**Task objective:**
If a line in the following entries holds the string "position", include it in the tally. State the total and nothing further.

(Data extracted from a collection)
--------------------------------
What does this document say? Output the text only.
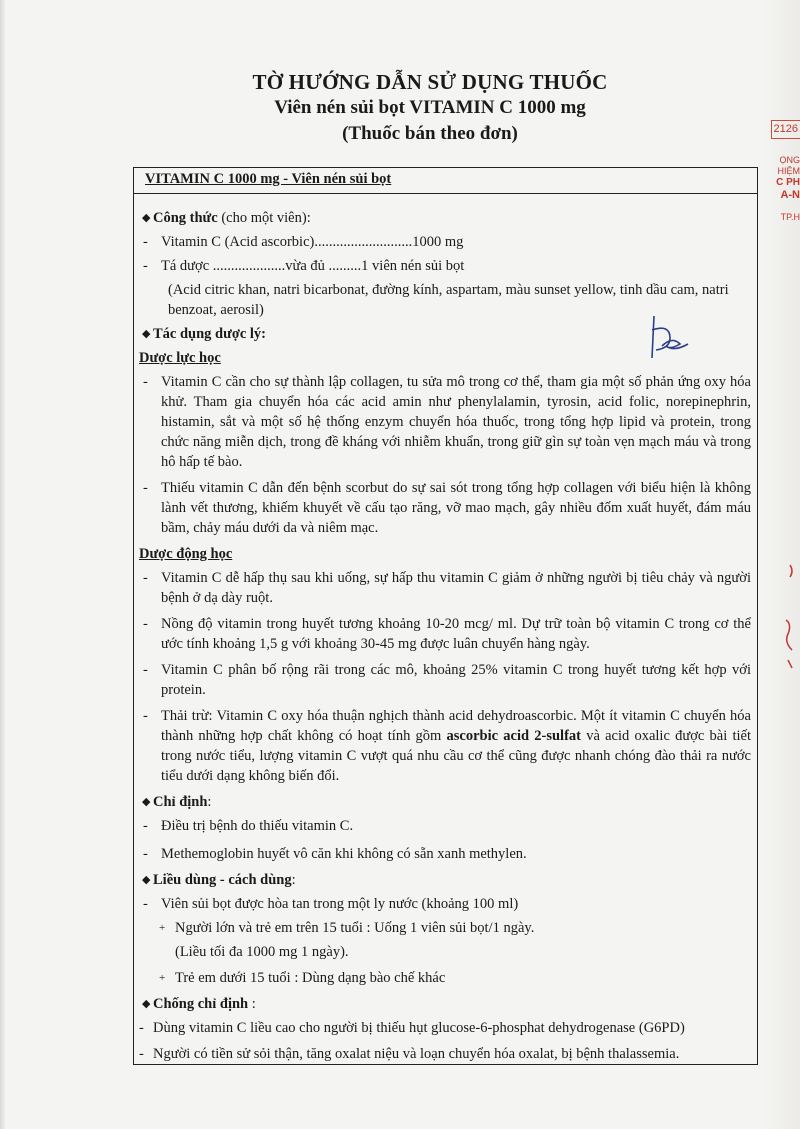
2126
ỌNG
HIỆM
C PH
A-N
TP.H
TỜ HƯỚNG DẪN SỬ DỤNG THUỐC
Viên nén sủi bọt VITAMIN C 1000 mg
(Thuốc bán theo đơn)
VITAMIN C 1000 mg - Viên nén sủi bọt

◆ Công thức (cho một viên):

- Vitamin C (Acid ascorbic)...........................1000 mg

- Tá dược ....................vừa đủ .........1 viên nén sủi bọt

(Acid citric khan, natri bicarbonat, đường kính, aspartam, màu sunset yellow, tinh dầu cam, natri benzoat, aerosil)

◆ Tác dụng dược lý:

Dược lực học

- Vitamin C cần cho sự thành lập collagen, tu sửa mô trong cơ thể, tham gia một số phản ứng oxy hóa khử. Tham gia chuyển hóa các acid amin như phenylalamin, tyrosin, acid folic, norepinephrin, histamin, sắt và một số hệ thống enzym chuyển hóa thuốc, trong tổng hợp lipid và protein, trong chức năng miễn dịch, trong đề kháng với nhiễm khuẩn, trong giữ gìn sự toàn vẹn mạch máu và trong hô hấp tế bào.

- Thiếu vitamin C dẫn đến bệnh scorbut do sự sai sót trong tổng hợp collagen với biểu hiện là không lành vết thương, khiếm khuyết về cấu tạo răng, vỡ mao mạch, gây nhiều đốm xuất huyết, đám máu bầm, chảy máu dưới da và niêm mạc.

Dược động học

- Vitamin C dễ hấp thụ sau khi uống, sự hấp thu vitamin C giảm ở những người bị tiêu chảy và người bệnh ở dạ dày ruột.

- Nồng độ vitamin trong huyết tương khoảng 10-20 mcg/ ml. Dự trữ toàn bộ vitamin C trong cơ thể ước tính khoảng 1,5 g với khoảng 30-45 mg được luân chuyển hàng ngày.

- Vitamin C phân bố rộng rãi trong các mô, khoảng 25% vitamin C trong huyết tương kết hợp với protein.

- Thải trừ: Vitamin C oxy hóa thuận nghịch thành acid dehydroascorbic. Một ít vitamin C chuyển hóa thành những hợp chất không có hoạt tính gồm ascorbic acid 2-sulfat và acid oxalic được bài tiết trong nước tiểu, lượng vitamin C vượt quá nhu cầu cơ thể cũng được nhanh chóng đào thải ra nước tiểu dưới dạng không biến đổi.

◆ Chỉ định:

- Điều trị bệnh do thiếu vitamin C.

- Methemoglobin huyết vô căn khi không có sẵn xanh methylen.

◆ Liều dùng - cách dùng:

- Viên sủi bọt được hòa tan trong một ly nước (khoảng 100 ml)

+ Người lớn và trẻ em trên 15 tuổi : Uống 1 viên sủi bọt/1 ngày.

(Liều tối đa 1000 mg 1 ngày).

+ Trẻ em dưới 15 tuổi : Dùng dạng bào chế khác

◆ Chống chỉ định :

- Dùng vitamin C liều cao cho người bị thiếu hụt glucose-6-phosphat dehydrogenase (G6PD)

- Người có tiền sử sỏi thận, tăng oxalat niệu và loạn chuyển hóa oxalat, bị bệnh thalassemia.
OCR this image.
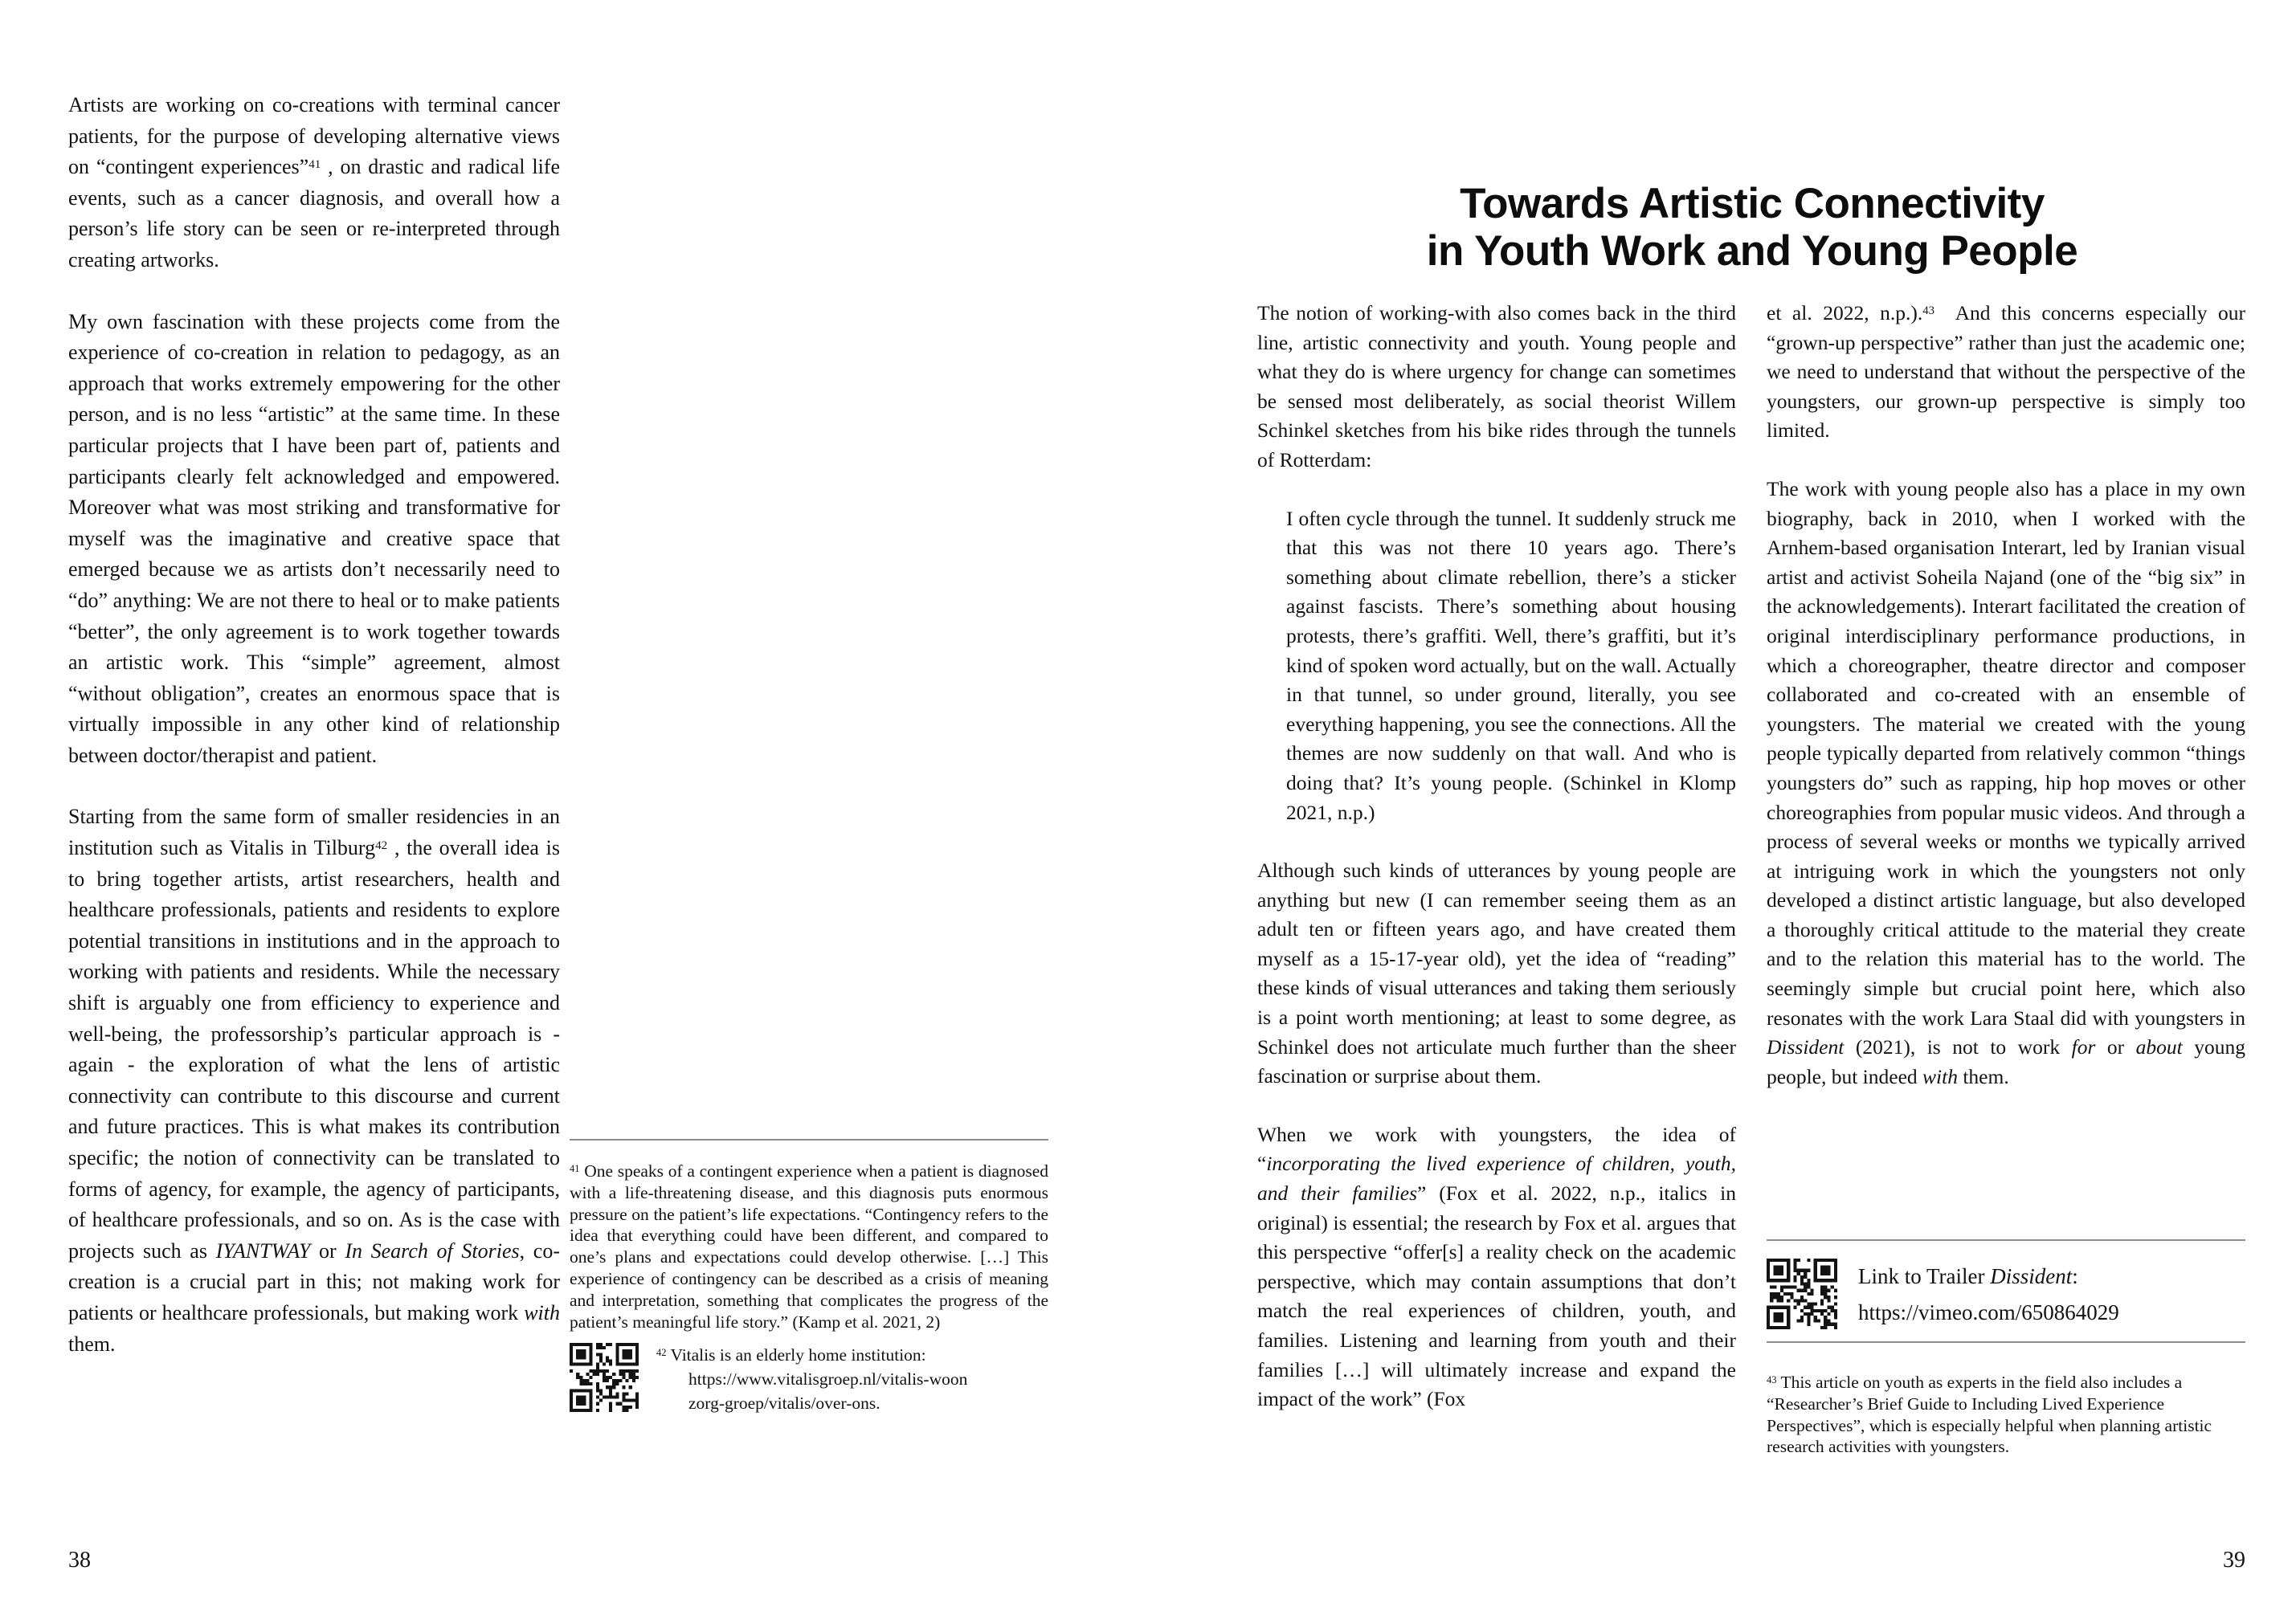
Artists are working on co-creations with terminal cancer patients, for the purpose of developing alternative views on “contingent experiences”$^{41}$ , on drastic and radical life events, such as a cancer diagnosis, and overall how a person’s life story can be seen or re-interpreted through creating artworks.
My own fascination with these projects come from the experience of co-creation in relation to pedagogy, as an approach that works extremely empowering for the other person, and is no less “artistic” at the same time. In these particular projects that I have been part of, patients and participants clearly felt acknowledged and empowered. Moreover what was most striking and transformative for myself was the imaginative and creative space that emerged because we as artists don’t necessarily need to “do” anything: We are not there to heal or to make patients “better”, the only agreement is to work together towards an artistic work. This “simple” agreement, almost “without obligation”, creates an enormous space that is virtually impossible in any other kind of relationship between doctor/therapist and patient.
Starting from the same form of smaller residencies in an institution such as Vitalis in Tilburg$^{42}$ , the overall idea is to bring together artists, artist researchers, health and healthcare professionals, patients and residents to explore potential transitions in institutions and in the approach to working with patients and residents. While the necessary shift is arguably one from efficiency to experience and well-being, the professorship’s particular approach is - again - the exploration of what the lens of artistic connectivity can contribute to this discourse and current and future practices. This is what makes its contribution specific; the notion of connectivity can be translated to forms of agency, for example, the agency of participants, of healthcare professionals, and so on. As is the case with projects such as IYANTWAY or In Search of Stories, co-creation is a crucial part in this; not making work for patients or healthcare professionals, but making work with them.
$^{41}$ One speaks of a contingent experience when a patient is diagnosed with a life-threatening disease, and this diagnosis puts enormous pressure on the patient’s life expectations. “Contingency refers to the idea that everything could have been different, and compared to one’s plans and expectations could develop otherwise. […] This experience of contingency can be described as a crisis of meaning and interpretation, something that complicates the progress of the patient’s meaningful life story.” (Kamp et al. 2021, 2)
$^{42}$ Vitalis is an elderly home institution:
https://www.vitalisgroep.nl/vitalis-woon
zorg-groep/vitalis/over-ons.
38
Towards Artistic Connectivity
in Youth Work and Young People
The notion of working-with also comes back in the third line, artistic connectivity and youth. Young people and what they do is where urgency for change can sometimes be sensed most deliberately, as social theorist Willem Schinkel sketches from his bike rides through the tunnels of Rotterdam:
I often cycle through the tunnel. It suddenly struck me that this was not there 10 years ago. There’s something about climate rebellion, there’s a sticker against fascists. There’s something about housing protests, there’s graffiti. Well, there’s graffiti, but it’s kind of spoken word actually, but on the wall. Actually in that tunnel, so under ground, literally, you see everything happening, you see the connections. All the themes are now suddenly on that wall. And who is doing that? It’s young people. (Schinkel in Klomp 2021, n.p.)
Although such kinds of utterances by young people are anything but new (I can remember seeing them as an adult ten or fifteen years ago, and have created them myself as a 15-17-year old), yet the idea of “reading” these kinds of visual utterances and taking them seriously is a point worth mentioning; at least to some degree, as Schinkel does not articulate much further than the sheer fascination or surprise about them.
When we work with youngsters, the idea of “incorporating the lived experience of children, youth, and their families” (Fox et al. 2022, n.p., italics in original) is essential; the research by Fox et al. argues that this perspective “offer[s] a reality check on the academic perspective, which may contain assumptions that don’t match the real experiences of children, youth, and families. Listening and learning from youth and their families […] will ultimately increase and expand the impact of the work” (Fox
et al. 2022, n.p.).$^{43}$  And this concerns especially our “grown-up perspective” rather than just the academic one; we need to understand that without the perspective of the youngsters, our grown-up perspective is simply too limited.
The work with young people also has a place in my own biography, back in 2010, when I worked with the Arnhem-based organisation Interart, led by Iranian visual artist and activist Soheila Najand (one of the “big six” in the acknowledgements). Interart facilitated the creation of original interdisciplinary performance productions, in which a choreographer, theatre director and composer collaborated and co-created with an ensemble of youngsters. The material we created with the young people typically departed from relatively common “things youngsters do” such as rapping, hip hop moves or other choreographies from popular music videos. And through a process of several weeks or months we typically arrived at intriguing work in which the youngsters not only developed a distinct artistic language, but also developed a thoroughly critical attitude to the material they create and to the relation this material has to the world. The seemingly simple but crucial point here, which also resonates with the work Lara Staal did with youngsters in Dissident (2021), is not to work for or about young people, but indeed with them.
Link to Trailer Dissident:
https://vimeo.com/650864029
$^{43}$ This article on youth as experts in the field also includes a “Researcher’s Brief Guide to Including Lived Experience Perspectives”, which is especially helpful when planning artistic research activities with youngsters.
39
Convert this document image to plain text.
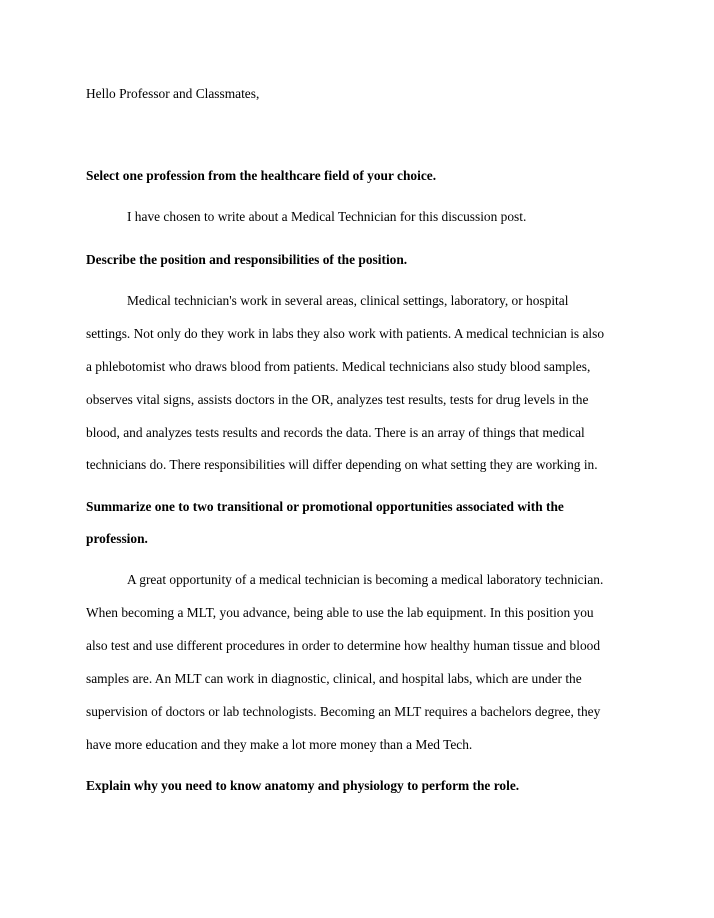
Hello Professor and Classmates,
Select one profession from the healthcare field of your choice.
I have chosen to write about a Medical Technician for this discussion post.
Describe the position and responsibilities of the position.
Medical technician's work in several areas, clinical settings, laboratory, or hospital
settings. Not only do they work in labs they also work with patients. A medical technician is also
a phlebotomist who draws blood from patients. Medical technicians also study blood samples,
observes vital signs, assists doctors in the OR, analyzes test results, tests for drug levels in the
blood, and analyzes tests results and records the data. There is an array of things that medical
technicians do. There responsibilities will differ depending on what setting they are working in.
Summarize one to two transitional or promotional opportunities associated with the
profession.
A great opportunity of a medical technician is becoming a medical laboratory technician.
When becoming a MLT, you advance, being able to use the lab equipment. In this position you
also test and use different procedures in order to determine how healthy human tissue and blood
samples are. An MLT can work in diagnostic, clinical, and hospital labs, which are under the
supervision of doctors or lab technologists. Becoming an MLT requires a bachelors degree, they
have more education and they make a lot more money than a Med Tech.
Explain why you need to know anatomy and physiology to perform the role.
--------------------------------
**Answer space:**
2